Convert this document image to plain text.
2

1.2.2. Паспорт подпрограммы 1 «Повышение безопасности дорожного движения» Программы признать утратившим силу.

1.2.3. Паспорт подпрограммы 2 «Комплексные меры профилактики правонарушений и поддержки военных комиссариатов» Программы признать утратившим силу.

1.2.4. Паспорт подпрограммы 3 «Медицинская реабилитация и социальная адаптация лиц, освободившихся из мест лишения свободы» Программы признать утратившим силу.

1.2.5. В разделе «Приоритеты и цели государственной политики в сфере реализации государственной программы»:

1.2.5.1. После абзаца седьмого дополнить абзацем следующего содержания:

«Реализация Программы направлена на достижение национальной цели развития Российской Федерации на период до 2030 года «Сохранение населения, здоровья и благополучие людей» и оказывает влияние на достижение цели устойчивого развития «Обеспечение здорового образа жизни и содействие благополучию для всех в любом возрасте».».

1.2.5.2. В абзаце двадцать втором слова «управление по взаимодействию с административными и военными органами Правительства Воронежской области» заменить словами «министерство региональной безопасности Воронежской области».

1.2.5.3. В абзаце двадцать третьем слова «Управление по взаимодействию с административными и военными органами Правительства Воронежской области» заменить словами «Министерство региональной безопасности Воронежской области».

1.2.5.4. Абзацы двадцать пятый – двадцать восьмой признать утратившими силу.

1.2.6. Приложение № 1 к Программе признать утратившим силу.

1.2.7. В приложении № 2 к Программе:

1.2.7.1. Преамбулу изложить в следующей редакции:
┄┄┄┄┄┄┄┄┄┄
_Exercise details_
Quote all the records exactly, please, leaving none out.

_Complete answer_
Convert this document image to plain text.
2

1.2.2. Паспорт подпрограммы 1 «Повышение безопасности дорожного движения» Программы признать утратившим силу.

1.2.3. Паспорт подпрограммы 2 «Комплексные меры профилактики правонарушений и поддержки военных комиссариатов» Программы признать утратившим силу.

1.2.4. Паспорт подпрограммы 3 «Медицинская реабилитация и социальная адаптация лиц, освободившихся из мест лишения свободы» Программы признать утратившим силу.

1.2.5. В разделе «Приоритеты и цели государственной политики в сфере реализации государственной программы»:

1.2.5.1. После абзаца седьмого дополнить абзацем следующего содержания:

«Реализация Программы направлена на достижение национальной цели развития Российской Федерации на период до 2030 года «Сохранение населения, здоровья и благополучие людей» и оказывает влияние на достижение цели устойчивого развития «Обеспечение здорового образа жизни и содействие благополучию для всех в любом возрасте».».

1.2.5.2. В абзаце двадцать втором слова «управление по взаимодействию с административными и военными органами Правительства Воронежской области» заменить словами «министерство региональной безопасности Воронежской области».

1.2.5.3. В абзаце двадцать третьем слова «Управление по взаимодействию с административными и военными органами Правительства Воронежской области» заменить словами «Министерство региональной безопасности Воронежской области».

1.2.5.4. Абзацы двадцать пятый – двадцать восьмой признать утратившими силу.

1.2.6. Приложение № 1 к Программе признать утратившим силу.

1.2.7. В приложении № 2 к Программе:

1.2.7.1. Преамбулу изложить в следующей редакции:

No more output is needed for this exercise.